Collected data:
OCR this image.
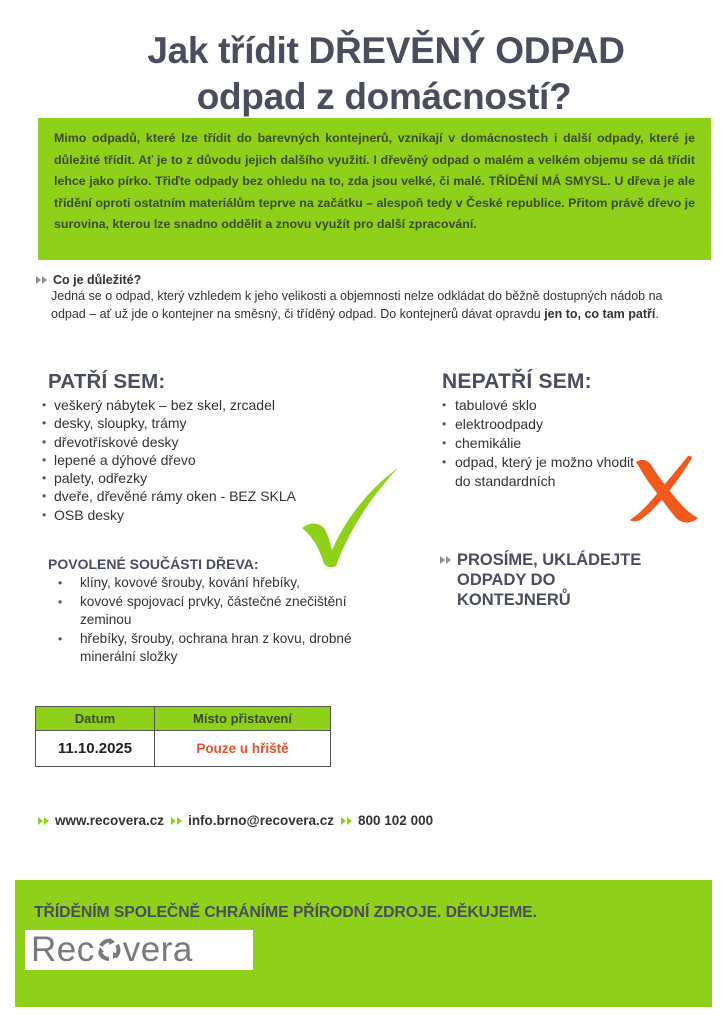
Jak třídit DŘEVĚNÝ ODPAD
odpad z domácností?

Mimo odpadů, které lze třídit do barevných kontejnerů, vznikají v domácnostech i další odpady, které je důležité třídit. Ať je to z důvodu jejich dalšího využití. I dřevěný odpad o malém a velkém objemu se dá třídit lehce jako pírko. Třiďte odpady bez ohledu na to, zda jsou velké, či malé. TŘÍDĚNÍ MÁ SMYSL. U dřeva je ale třídění oproti ostatním materiálům teprve na začátku – alespoň tedy v České republice. Přitom právě dřevo je surovina, kterou lze snadno oddělit a znovu využít pro další zpracování.

Co je důležité?

Jedná se o odpad, který vzhledem k jeho velikosti a objemnosti nelze odkládat do běžně dostupných nádob na odpad – ať už jde o kontejner na směsný, či tříděný odpad. Do kontejnerů dávat opravdu jen to, co tam patří.

PATŘÍ SEM:
• veškerý nábytek – bez skel, zrcadel
• desky, sloupky, trámy
• dřevotřískové desky
• lepené a dýhové dřevo
• palety, odřezky
• dveře, dřevěné rámy oken - BEZ SKLA
• OSB desky
NEPATŘÍ SEM:
• tabulové sklo
• elektroodpady
• chemikálie
• odpad, který je možno vhodit do standardních
POVOLENÉ SOUČÁSTI DŘEVA:
• klíny, kovové šrouby, kování hřebíky,
• kovové spojovací prvky, částečné znečištění zeminou
• hřebíky, šrouby, ochrana hran z kovu, drobné minerální složky
PROSÍME, UKLÁDEJTE ODPADY DO KONTEJNERŮ
Datum	Místo přistavení
11.10.2025	Pouze u hřiště
www.recovera.cz info.brno@recovera.cz 800 102 000
TŘÍDĚNÍM SPOLEČNĚ CHRÁNÍME PŘÍRODNÍ ZDROJE. DĚKUJEME.
Rec vera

**Request**
From the data above, write out everything exactly except the pictures.

**Written response**
OCR this image.
Jak třídit DŘEVĚNÝ ODPAD
odpad z domácností?

Mimo odpadů, které lze třídit do barevných kontejnerů, vznikají v domácnostech i další odpady, které je důležité třídit. Ať je to z důvodu jejich dalšího využití. I dřevěný odpad o malém a velkém objemu se dá třídit lehce jako pírko. Třiďte odpady bez ohledu na to, zda jsou velké, či malé. TŘÍDĚNÍ MÁ SMYSL. U dřeva je ale třídění oproti ostatním materiálům teprve na začátku – alespoň tedy v České republice. Přitom právě dřevo je surovina, kterou lze snadno oddělit a znovu využít pro další zpracování.

Co je důležité?

Jedná se o odpad, který vzhledem k jeho velikosti a objemnosti nelze odkládat do běžně dostupných nádob na odpad – ať už jde o kontejner na směsný, či tříděný odpad. Do kontejnerů dávat opravdu jen to, co tam patří.

PATŘÍ SEM:
• veškerý nábytek – bez skel, zrcadel
• desky, sloupky, trámy
• dřevotřískové desky
• lepené a dýhové dřevo
• palety, odřezky
• dveře, dřevěné rámy oken - BEZ SKLA
• OSB desky
NEPATŘÍ SEM:
• tabulové sklo
• elektroodpady
• chemikálie
• odpad, který je možno vhodit do standardních
POVOLENÉ SOUČÁSTI DŘEVA:
• klíny, kovové šrouby, kování hřebíky,
• kovové spojovací prvky, částečné znečištění zeminou
• hřebíky, šrouby, ochrana hran z kovu, drobné minerální složky
PROSÍME, UKLÁDEJTE ODPADY DO KONTEJNERŮ
Datum	Místo přistavení
11.10.2025	Pouze u hřiště
www.recovera.cz info.brno@recovera.cz 800 102 000
TŘÍDĚNÍM SPOLEČNĚ CHRÁNÍME PŘÍRODNÍ ZDROJE. DĚKUJEME.
Rec vera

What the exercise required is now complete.